Return every line of the records below verbatim, with no pictures in the copy.

Structured figure records
-------------------------
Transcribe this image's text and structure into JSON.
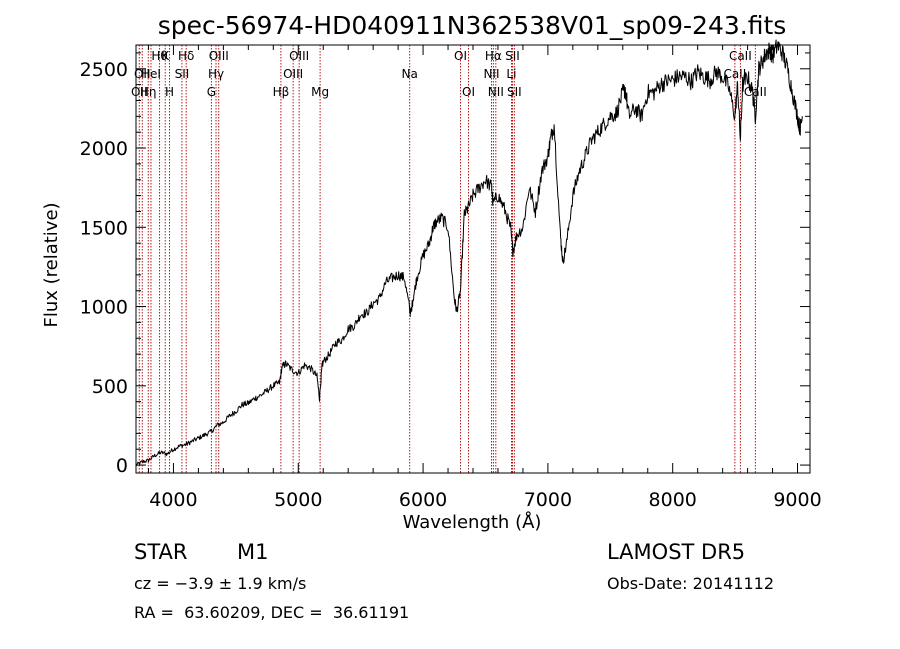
{
  "chart_data": {
    "type": "line",
    "title": "spec-56974-HD040911N362538V01_sp09-243.fits",
    "xlabel": "Wavelength (Å)",
    "ylabel": "Flux (relative)",
    "xlim": [
      3700,
      9100
    ],
    "ylim": [
      -50,
      2650
    ],
    "xticks": [
      4000,
      5000,
      6000,
      7000,
      8000,
      9000
    ],
    "yticks": [
      0,
      500,
      1000,
      1500,
      2000,
      2500
    ],
    "grid": false,
    "series": [
      {
        "x": [
          3700,
          3750,
          3800,
          3850,
          3900,
          3950,
          4000,
          4050,
          4100,
          4150,
          4200,
          4250,
          4300,
          4350,
          4400,
          4450,
          4500,
          4550,
          4600,
          4650,
          4700,
          4750,
          4800,
          4850,
          4870,
          4900,
          4950,
          5000,
          5050,
          5100,
          5150,
          5170,
          5190,
          5200,
          5250,
          5300,
          5350,
          5400,
          5450,
          5500,
          5550,
          5600,
          5650,
          5700,
          5750,
          5800,
          5850,
          5890,
          5900,
          5920,
          5950,
          6000,
          6050,
          6080,
          6100,
          6150,
          6200,
          6250,
          6270,
          6300,
          6330,
          6360,
          6400,
          6450,
          6500,
          6550,
          6560,
          6600,
          6650,
          6700,
          6720,
          6750,
          6800,
          6850,
          6900,
          6950,
          7000,
          7020,
          7050,
          7100,
          7120,
          7150,
          7200,
          7250,
          7300,
          7350,
          7400,
          7450,
          7500,
          7550,
          7600,
          7620,
          7650,
          7700,
          7750,
          7800,
          7850,
          7900,
          7950,
          8000,
          8050,
          8100,
          8150,
          8200,
          8250,
          8300,
          8350,
          8400,
          8450,
          8498,
          8520,
          8542,
          8560,
          8600,
          8640,
          8662,
          8690,
          8720,
          8750,
          8780,
          8800,
          8840,
          8880,
          8920,
          8960,
          9000,
          9020,
          9040
        ],
        "y": [
          0,
          20,
          30,
          60,
          80,
          70,
          100,
          120,
          130,
          150,
          170,
          190,
          210,
          250,
          270,
          310,
          340,
          380,
          390,
          420,
          440,
          470,
          500,
          520,
          620,
          640,
          600,
          580,
          630,
          610,
          560,
          420,
          620,
          650,
          700,
          770,
          790,
          860,
          880,
          950,
          960,
          1020,
          1050,
          1150,
          1180,
          1200,
          1180,
          1000,
          950,
          1050,
          1180,
          1320,
          1400,
          1500,
          1530,
          1560,
          1500,
          1050,
          970,
          1100,
          1580,
          1620,
          1700,
          1750,
          1800,
          1750,
          1650,
          1700,
          1620,
          1500,
          1350,
          1450,
          1500,
          1750,
          1600,
          1850,
          1950,
          2050,
          2150,
          1450,
          1280,
          1400,
          1700,
          1850,
          1950,
          2050,
          2100,
          2150,
          2200,
          2220,
          2350,
          2370,
          2200,
          2250,
          2200,
          2350,
          2350,
          2400,
          2420,
          2430,
          2450,
          2450,
          2420,
          2480,
          2450,
          2430,
          2480,
          2450,
          2380,
          2200,
          2400,
          2050,
          2400,
          2450,
          2350,
          2200,
          2500,
          2550,
          2600,
          2620,
          2580,
          2650,
          2600,
          2500,
          2350,
          2200,
          2120,
          2200
        ]
      }
    ],
    "lines": [
      {
        "x": 3726,
        "label": "OII",
        "row": 2
      },
      {
        "x": 3750,
        "label": "OII",
        "row": 1
      },
      {
        "x": 3798,
        "label": "Hη",
        "row": 2
      },
      {
        "x": 3820,
        "label": "HeI",
        "row": 1
      },
      {
        "x": 3889,
        "label": "Hθ",
        "row": 0
      },
      {
        "x": 3934,
        "label": "K",
        "row": 0
      },
      {
        "x": 3969,
        "label": "H",
        "row": 2
      },
      {
        "x": 4068,
        "label": "SII",
        "row": 1
      },
      {
        "x": 4102,
        "label": "Hδ",
        "row": 0
      },
      {
        "x": 4304,
        "label": "G",
        "row": 2
      },
      {
        "x": 4341,
        "label": "Hγ",
        "row": 1
      },
      {
        "x": 4363,
        "label": "OIII",
        "row": 0
      },
      {
        "x": 4861,
        "label": "Hβ",
        "row": 2
      },
      {
        "x": 4959,
        "label": "OIII",
        "row": 1
      },
      {
        "x": 5007,
        "label": "OIII",
        "row": 0
      },
      {
        "x": 5175,
        "label": "Mg",
        "row": 2
      },
      {
        "x": 5893,
        "label": "Na",
        "row": 1
      },
      {
        "x": 6300,
        "label": "OI",
        "row": 0
      },
      {
        "x": 6364,
        "label": "OI",
        "row": 2
      },
      {
        "x": 6548,
        "label": "NII",
        "row": 1
      },
      {
        "x": 6563,
        "label": "Hα",
        "row": 0
      },
      {
        "x": 6583,
        "label": "NII",
        "row": 2
      },
      {
        "x": 6708,
        "label": "Li",
        "row": 1
      },
      {
        "x": 6716,
        "label": "SII",
        "row": 0
      },
      {
        "x": 6731,
        "label": "SII",
        "row": 2
      },
      {
        "x": 8498,
        "label": "CaII",
        "row": 1
      },
      {
        "x": 8542,
        "label": "CaII",
        "row": 0
      },
      {
        "x": 8662,
        "label": "CaII",
        "row": 2
      }
    ]
  },
  "footer": {
    "object_type": "STAR",
    "subclass": "M1",
    "survey": "LAMOST DR5",
    "cz": "cz = −3.9 ± 1.9 km/s",
    "obs_date": "Obs-Date: 20141112",
    "coords": "RA =  63.60209, DEC =  36.61191"
  },
  "colors": {
    "line_marker": "#b00000",
    "spectrum": "#000000"
  }
}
-------------------------
Task response
Transcribe this image's text and structure into JSON.
{
  "chart_data": {
    "type": "line",
    "title": "spec-56974-HD040911N362538V01_sp09-243.fits",
    "xlabel": "Wavelength (Å)",
    "ylabel": "Flux (relative)",
    "xlim": [
      3700,
      9100
    ],
    "ylim": [
      -50,
      2650
    ],
    "xticks": [
      4000,
      5000,
      6000,
      7000,
      8000,
      9000
    ],
    "yticks": [
      0,
      500,
      1000,
      1500,
      2000,
      2500
    ],
    "grid": false,
    "series": [
      {
        "x": [
          3700,
          3750,
          3800,
          3850,
          3900,
          3950,
          4000,
          4050,
          4100,
          4150,
          4200,
          4250,
          4300,
          4350,
          4400,
          4450,
          4500,
          4550,
          4600,
          4650,
          4700,
          4750,
          4800,
          4850,
          4870,
          4900,
          4950,
          5000,
          5050,
          5100,
          5150,
          5170,
          5190,
          5200,
          5250,
          5300,
          5350,
          5400,
          5450,
          5500,
          5550,
          5600,
          5650,
          5700,
          5750,
          5800,
          5850,
          5890,
          5900,
          5920,
          5950,
          6000,
          6050,
          6080,
          6100,
          6150,
          6200,
          6250,
          6270,
          6300,
          6330,
          6360,
          6400,
          6450,
          6500,
          6550,
          6560,
          6600,
          6650,
          6700,
          6720,
          6750,
          6800,
          6850,
          6900,
          6950,
          7000,
          7020,
          7050,
          7100,
          7120,
          7150,
          7200,
          7250,
          7300,
          7350,
          7400,
          7450,
          7500,
          7550,
          7600,
          7620,
          7650,
          7700,
          7750,
          7800,
          7850,
          7900,
          7950,
          8000,
          8050,
          8100,
          8150,
          8200,
          8250,
          8300,
          8350,
          8400,
          8450,
          8498,
          8520,
          8542,
          8560,
          8600,
          8640,
          8662,
          8690,
          8720,
          8750,
          8780,
          8800,
          8840,
          8880,
          8920,
          8960,
          9000,
          9020,
          9040
        ],
        "y": [
          0,
          20,
          30,
          60,
          80,
          70,
          100,
          120,
          130,
          150,
          170,
          190,
          210,
          250,
          270,
          310,
          340,
          380,
          390,
          420,
          440,
          470,
          500,
          520,
          620,
          640,
          600,
          580,
          630,
          610,
          560,
          420,
          620,
          650,
          700,
          770,
          790,
          860,
          880,
          950,
          960,
          1020,
          1050,
          1150,
          1180,
          1200,
          1180,
          1000,
          950,
          1050,
          1180,
          1320,
          1400,
          1500,
          1530,
          1560,
          1500,
          1050,
          970,
          1100,
          1580,
          1620,
          1700,
          1750,
          1800,
          1750,
          1650,
          1700,
          1620,
          1500,
          1350,
          1450,
          1500,
          1750,
          1600,
          1850,
          1950,
          2050,
          2150,
          1450,
          1280,
          1400,
          1700,
          1850,
          1950,
          2050,
          2100,
          2150,
          2200,
          2220,
          2350,
          2370,
          2200,
          2250,
          2200,
          2350,
          2350,
          2400,
          2420,
          2430,
          2450,
          2450,
          2420,
          2480,
          2450,
          2430,
          2480,
          2450,
          2380,
          2200,
          2400,
          2050,
          2400,
          2450,
          2350,
          2200,
          2500,
          2550,
          2600,
          2620,
          2580,
          2650,
          2600,
          2500,
          2350,
          2200,
          2120,
          2200
        ]
      }
    ],
    "lines": [
      {
        "x": 3726,
        "label": "OII",
        "row": 2
      },
      {
        "x": 3750,
        "label": "OII",
        "row": 1
      },
      {
        "x": 3798,
        "label": "Hη",
        "row": 2
      },
      {
        "x": 3820,
        "label": "HeI",
        "row": 1
      },
      {
        "x": 3889,
        "label": "Hθ",
        "row": 0
      },
      {
        "x": 3934,
        "label": "K",
        "row": 0
      },
      {
        "x": 3969,
        "label": "H",
        "row": 2
      },
      {
        "x": 4068,
        "label": "SII",
        "row": 1
      },
      {
        "x": 4102,
        "label": "Hδ",
        "row": 0
      },
      {
        "x": 4304,
        "label": "G",
        "row": 2
      },
      {
        "x": 4341,
        "label": "Hγ",
        "row": 1
      },
      {
        "x": 4363,
        "label": "OIII",
        "row": 0
      },
      {
        "x": 4861,
        "label": "Hβ",
        "row": 2
      },
      {
        "x": 4959,
        "label": "OIII",
        "row": 1
      },
      {
        "x": 5007,
        "label": "OIII",
        "row": 0
      },
      {
        "x": 5175,
        "label": "Mg",
        "row": 2
      },
      {
        "x": 5893,
        "label": "Na",
        "row": 1
      },
      {
        "x": 6300,
        "label": "OI",
        "row": 0
      },
      {
        "x": 6364,
        "label": "OI",
        "row": 2
      },
      {
        "x": 6548,
        "label": "NII",
        "row": 1
      },
      {
        "x": 6563,
        "label": "Hα",
        "row": 0
      },
      {
        "x": 6583,
        "label": "NII",
        "row": 2
      },
      {
        "x": 6708,
        "label": "Li",
        "row": 1
      },
      {
        "x": 6716,
        "label": "SII",
        "row": 0
      },
      {
        "x": 6731,
        "label": "SII",
        "row": 2
      },
      {
        "x": 8498,
        "label": "CaII",
        "row": 1
      },
      {
        "x": 8542,
        "label": "CaII",
        "row": 0
      },
      {
        "x": 8662,
        "label": "CaII",
        "row": 2
      }
    ]
  },
  "footer": {
    "object_type": "STAR",
    "subclass": "M1",
    "survey": "LAMOST DR5",
    "cz": "cz = −3.9 ± 1.9 km/s",
    "obs_date": "Obs-Date: 20141112",
    "coords": "RA =  63.60209, DEC =  36.61191"
  },
  "colors": {
    "line_marker": "#b00000",
    "spectrum": "#000000"
  }
}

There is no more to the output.